DATA FOR PROCESSING ->
# # # # # # #
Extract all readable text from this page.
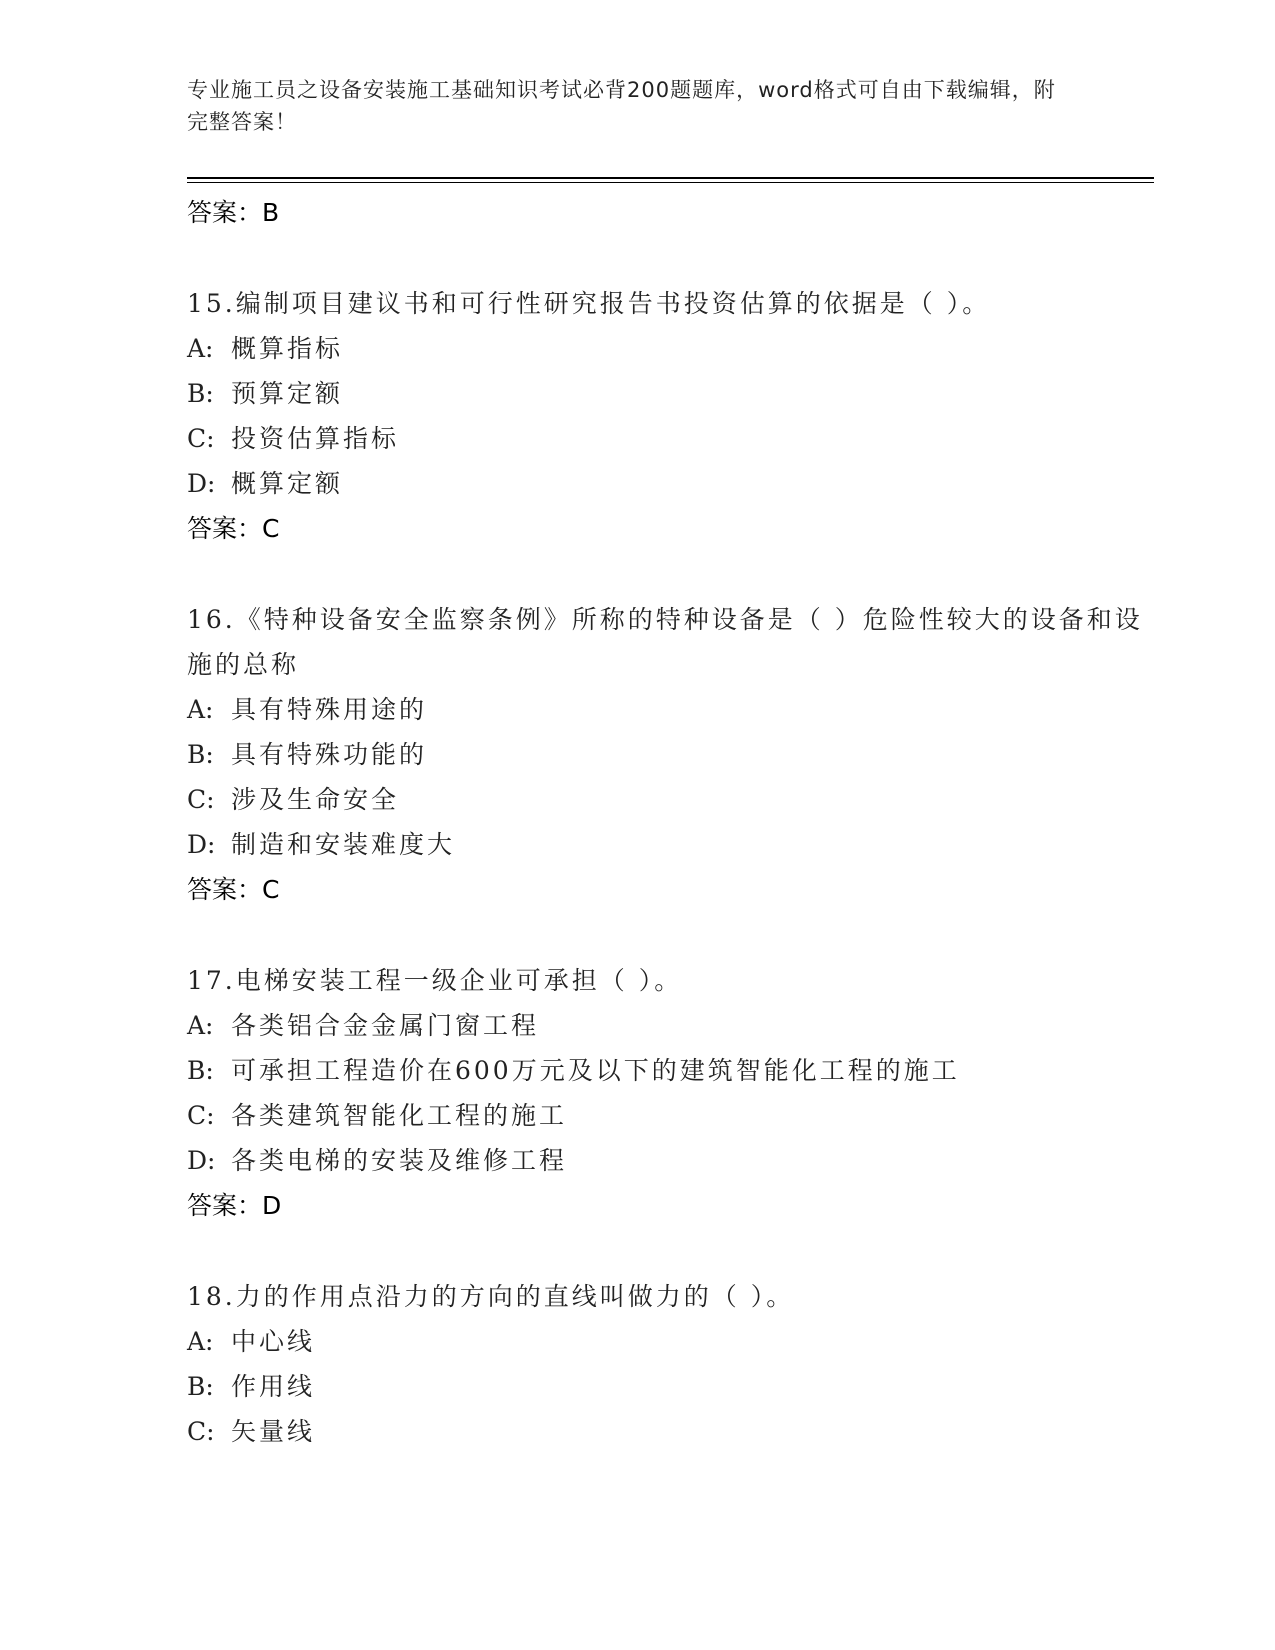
专业施工员之设备安装施工基础知识考试必背200题题库，word格式可自由下载编辑，附完整答案！
答案：B
15.编制项目建议书和可行性研究报告书投资估算的依据是（ ）。
A: 概算指标
B: 预算定额
C: 投资估算指标
D: 概算定额
答案：C
16.《特种设备安全监察条例》所称的特种设备是（ ）危险性较大的设备和设施的总称
A: 具有特殊用途的
B: 具有特殊功能的
C: 涉及生命安全
D: 制造和安装难度大
答案：C
17.电梯安装工程一级企业可承担（ ）。
A: 各类铝合金金属门窗工程
B: 可承担工程造价在600万元及以下的建筑智能化工程的施工
C: 各类建筑智能化工程的施工
D: 各类电梯的安装及维修工程
答案：D
18.力的作用点沿力的方向的直线叫做力的（ ）。
A: 中心线
B: 作用线
C: 矢量线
# # # # # # #
REQUIREMENT -> Repeat the records above exactly, leaving out any pictures they contain.

RESPONSE ->
Extract all readable text from this page.
专业施工员之设备安装施工基础知识考试必背200题题库，word格式可自由下载编辑，附完整答案！
答案：B
15.编制项目建议书和可行性研究报告书投资估算的依据是（ ）。
A: 概算指标
B: 预算定额
C: 投资估算指标
D: 概算定额
答案：C
16.《特种设备安全监察条例》所称的特种设备是（ ）危险性较大的设备和设施的总称
A: 具有特殊用途的
B: 具有特殊功能的
C: 涉及生命安全
D: 制造和安装难度大
答案：C
17.电梯安装工程一级企业可承担（ ）。
A: 各类铝合金金属门窗工程
B: 可承担工程造价在600万元及以下的建筑智能化工程的施工
C: 各类建筑智能化工程的施工
D: 各类电梯的安装及维修工程
答案：D
18.力的作用点沿力的方向的直线叫做力的（ ）。
A: 中心线
B: 作用线
C: 矢量线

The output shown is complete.